DATA SUPPLIED =
-*-*-

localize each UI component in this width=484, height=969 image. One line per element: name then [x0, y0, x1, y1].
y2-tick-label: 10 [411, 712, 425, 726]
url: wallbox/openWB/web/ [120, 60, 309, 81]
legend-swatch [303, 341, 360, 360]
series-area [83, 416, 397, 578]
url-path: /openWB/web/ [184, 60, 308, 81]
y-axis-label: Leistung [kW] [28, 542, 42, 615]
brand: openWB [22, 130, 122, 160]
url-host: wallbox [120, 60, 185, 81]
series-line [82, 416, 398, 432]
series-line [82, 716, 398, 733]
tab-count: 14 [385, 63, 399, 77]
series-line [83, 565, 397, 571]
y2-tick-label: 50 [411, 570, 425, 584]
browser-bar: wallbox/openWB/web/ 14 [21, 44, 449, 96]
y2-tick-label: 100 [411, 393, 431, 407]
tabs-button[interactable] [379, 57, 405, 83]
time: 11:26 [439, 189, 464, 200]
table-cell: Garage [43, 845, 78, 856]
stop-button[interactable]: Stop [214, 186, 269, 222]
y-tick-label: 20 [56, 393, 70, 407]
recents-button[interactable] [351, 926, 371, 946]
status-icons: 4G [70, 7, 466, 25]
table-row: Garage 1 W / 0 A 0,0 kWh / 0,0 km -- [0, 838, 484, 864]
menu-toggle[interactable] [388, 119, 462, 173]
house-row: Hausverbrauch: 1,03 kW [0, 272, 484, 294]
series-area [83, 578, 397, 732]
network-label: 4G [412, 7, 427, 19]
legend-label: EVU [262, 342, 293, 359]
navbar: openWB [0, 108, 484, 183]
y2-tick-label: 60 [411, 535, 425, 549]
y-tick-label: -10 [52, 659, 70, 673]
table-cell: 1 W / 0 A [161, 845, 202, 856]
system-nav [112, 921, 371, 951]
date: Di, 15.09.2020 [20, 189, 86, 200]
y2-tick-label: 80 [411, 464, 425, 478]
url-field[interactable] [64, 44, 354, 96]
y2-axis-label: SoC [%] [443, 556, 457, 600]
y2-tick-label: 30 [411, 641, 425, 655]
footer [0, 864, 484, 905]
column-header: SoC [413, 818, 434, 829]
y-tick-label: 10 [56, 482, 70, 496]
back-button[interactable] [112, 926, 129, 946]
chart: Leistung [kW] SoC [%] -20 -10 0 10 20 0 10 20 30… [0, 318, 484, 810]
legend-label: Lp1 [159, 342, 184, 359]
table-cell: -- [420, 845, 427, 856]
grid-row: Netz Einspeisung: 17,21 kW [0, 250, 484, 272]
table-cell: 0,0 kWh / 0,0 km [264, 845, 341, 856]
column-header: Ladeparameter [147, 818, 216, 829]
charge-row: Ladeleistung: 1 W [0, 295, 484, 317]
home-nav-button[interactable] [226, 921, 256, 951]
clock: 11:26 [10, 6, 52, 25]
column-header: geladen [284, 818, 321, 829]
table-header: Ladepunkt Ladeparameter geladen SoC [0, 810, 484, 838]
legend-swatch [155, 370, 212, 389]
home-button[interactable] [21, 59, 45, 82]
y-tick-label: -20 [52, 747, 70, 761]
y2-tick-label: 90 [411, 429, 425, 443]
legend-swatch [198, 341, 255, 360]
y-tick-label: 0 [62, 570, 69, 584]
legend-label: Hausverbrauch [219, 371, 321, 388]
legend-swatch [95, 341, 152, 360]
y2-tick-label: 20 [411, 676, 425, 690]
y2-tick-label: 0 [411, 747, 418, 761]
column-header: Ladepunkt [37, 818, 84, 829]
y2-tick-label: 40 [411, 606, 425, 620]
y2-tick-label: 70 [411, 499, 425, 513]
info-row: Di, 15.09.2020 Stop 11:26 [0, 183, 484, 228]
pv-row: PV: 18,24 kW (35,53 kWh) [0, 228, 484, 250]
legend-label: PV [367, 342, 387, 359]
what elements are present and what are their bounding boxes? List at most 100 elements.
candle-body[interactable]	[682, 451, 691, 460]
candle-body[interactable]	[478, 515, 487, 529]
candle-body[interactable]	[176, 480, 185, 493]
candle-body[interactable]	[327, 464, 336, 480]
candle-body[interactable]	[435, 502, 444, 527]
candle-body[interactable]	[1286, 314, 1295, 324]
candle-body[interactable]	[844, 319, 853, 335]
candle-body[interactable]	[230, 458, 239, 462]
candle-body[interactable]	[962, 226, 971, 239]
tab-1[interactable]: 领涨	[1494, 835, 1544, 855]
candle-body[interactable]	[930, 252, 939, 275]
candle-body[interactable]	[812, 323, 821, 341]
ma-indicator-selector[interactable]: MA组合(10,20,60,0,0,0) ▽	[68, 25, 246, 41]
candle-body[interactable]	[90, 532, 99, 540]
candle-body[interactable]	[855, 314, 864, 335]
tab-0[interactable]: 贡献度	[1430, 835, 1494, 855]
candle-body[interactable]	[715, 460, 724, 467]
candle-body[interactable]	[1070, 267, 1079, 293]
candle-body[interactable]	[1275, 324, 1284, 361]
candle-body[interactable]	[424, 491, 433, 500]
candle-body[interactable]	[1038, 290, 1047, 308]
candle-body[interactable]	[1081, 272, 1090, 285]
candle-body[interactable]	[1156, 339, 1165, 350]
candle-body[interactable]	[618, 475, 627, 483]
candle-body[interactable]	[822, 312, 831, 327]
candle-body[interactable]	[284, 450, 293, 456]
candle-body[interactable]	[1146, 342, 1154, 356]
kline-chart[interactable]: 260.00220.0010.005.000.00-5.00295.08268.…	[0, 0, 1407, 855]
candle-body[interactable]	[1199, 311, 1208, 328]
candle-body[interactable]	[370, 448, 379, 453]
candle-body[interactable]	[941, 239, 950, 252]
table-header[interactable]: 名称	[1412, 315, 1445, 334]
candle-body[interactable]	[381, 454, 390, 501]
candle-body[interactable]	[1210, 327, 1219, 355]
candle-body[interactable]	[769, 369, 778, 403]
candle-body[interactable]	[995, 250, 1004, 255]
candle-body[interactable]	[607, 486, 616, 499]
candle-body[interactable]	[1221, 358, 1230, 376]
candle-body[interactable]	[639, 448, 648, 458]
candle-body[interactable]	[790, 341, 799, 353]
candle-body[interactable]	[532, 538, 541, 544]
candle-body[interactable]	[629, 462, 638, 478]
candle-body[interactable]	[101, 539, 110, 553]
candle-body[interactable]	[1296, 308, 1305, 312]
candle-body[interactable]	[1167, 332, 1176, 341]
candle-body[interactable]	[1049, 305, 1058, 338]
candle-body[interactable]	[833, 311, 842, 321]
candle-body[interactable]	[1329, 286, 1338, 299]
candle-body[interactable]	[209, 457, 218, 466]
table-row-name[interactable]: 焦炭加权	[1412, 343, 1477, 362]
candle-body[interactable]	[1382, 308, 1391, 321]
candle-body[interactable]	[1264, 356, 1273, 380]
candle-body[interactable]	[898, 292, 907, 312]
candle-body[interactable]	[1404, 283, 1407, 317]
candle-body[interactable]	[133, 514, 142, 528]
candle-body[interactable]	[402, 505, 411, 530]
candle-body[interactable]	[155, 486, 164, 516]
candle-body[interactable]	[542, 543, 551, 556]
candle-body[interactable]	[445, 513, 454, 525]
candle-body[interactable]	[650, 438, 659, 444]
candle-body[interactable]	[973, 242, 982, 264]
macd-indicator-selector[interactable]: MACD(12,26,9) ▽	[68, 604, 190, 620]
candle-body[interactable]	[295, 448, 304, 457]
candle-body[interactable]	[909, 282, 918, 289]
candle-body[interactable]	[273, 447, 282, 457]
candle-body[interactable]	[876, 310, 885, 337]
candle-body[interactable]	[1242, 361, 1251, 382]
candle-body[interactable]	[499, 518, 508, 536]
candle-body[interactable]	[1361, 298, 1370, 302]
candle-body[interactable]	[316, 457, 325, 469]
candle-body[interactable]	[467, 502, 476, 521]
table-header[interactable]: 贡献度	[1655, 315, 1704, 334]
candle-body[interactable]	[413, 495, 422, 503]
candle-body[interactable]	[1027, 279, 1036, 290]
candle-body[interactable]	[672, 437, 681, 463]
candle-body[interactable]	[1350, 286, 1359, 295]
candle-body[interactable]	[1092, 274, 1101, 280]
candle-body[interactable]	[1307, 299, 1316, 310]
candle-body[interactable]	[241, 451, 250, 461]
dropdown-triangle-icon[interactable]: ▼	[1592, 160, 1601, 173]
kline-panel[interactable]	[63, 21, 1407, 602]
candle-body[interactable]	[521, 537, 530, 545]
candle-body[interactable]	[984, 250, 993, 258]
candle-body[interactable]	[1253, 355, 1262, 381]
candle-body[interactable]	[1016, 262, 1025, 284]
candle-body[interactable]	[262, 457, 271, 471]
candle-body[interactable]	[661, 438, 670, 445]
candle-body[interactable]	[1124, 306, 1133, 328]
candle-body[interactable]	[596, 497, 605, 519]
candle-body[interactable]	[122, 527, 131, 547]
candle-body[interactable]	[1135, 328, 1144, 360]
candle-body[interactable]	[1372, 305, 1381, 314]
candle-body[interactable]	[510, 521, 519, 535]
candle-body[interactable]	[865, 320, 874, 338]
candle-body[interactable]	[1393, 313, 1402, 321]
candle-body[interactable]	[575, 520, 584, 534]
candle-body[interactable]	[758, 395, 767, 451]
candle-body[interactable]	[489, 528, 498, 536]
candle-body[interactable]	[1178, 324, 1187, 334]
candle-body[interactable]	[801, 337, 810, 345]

-*-*-

Reproduce the rows above verbatim, starting with the first row and continuing through the row containing "table-cell: Garage [43, 845, 78, 856]", including that row.

EXERCISE OUTPUT =
localize each UI component in this width=484, height=969 image. One line per element: name then [x0, y0, x1, y1].
y2-tick-label: 10 [411, 712, 425, 726]
url: wallbox/openWB/web/ [120, 60, 309, 81]
legend-swatch [303, 341, 360, 360]
series-area [83, 416, 397, 578]
url-path: /openWB/web/ [184, 60, 308, 81]
y-axis-label: Leistung [kW] [28, 542, 42, 615]
brand: openWB [22, 130, 122, 160]
url-host: wallbox [120, 60, 185, 81]
series-line [82, 416, 398, 432]
series-line [82, 716, 398, 733]
tab-count: 14 [385, 63, 399, 77]
series-line [83, 565, 397, 571]
y2-tick-label: 50 [411, 570, 425, 584]
browser-bar: wallbox/openWB/web/ 14 [21, 44, 449, 96]
y2-tick-label: 100 [411, 393, 431, 407]
tabs-button[interactable] [379, 57, 405, 83]
time: 11:26 [439, 189, 464, 200]
table-cell: Garage [43, 845, 78, 856]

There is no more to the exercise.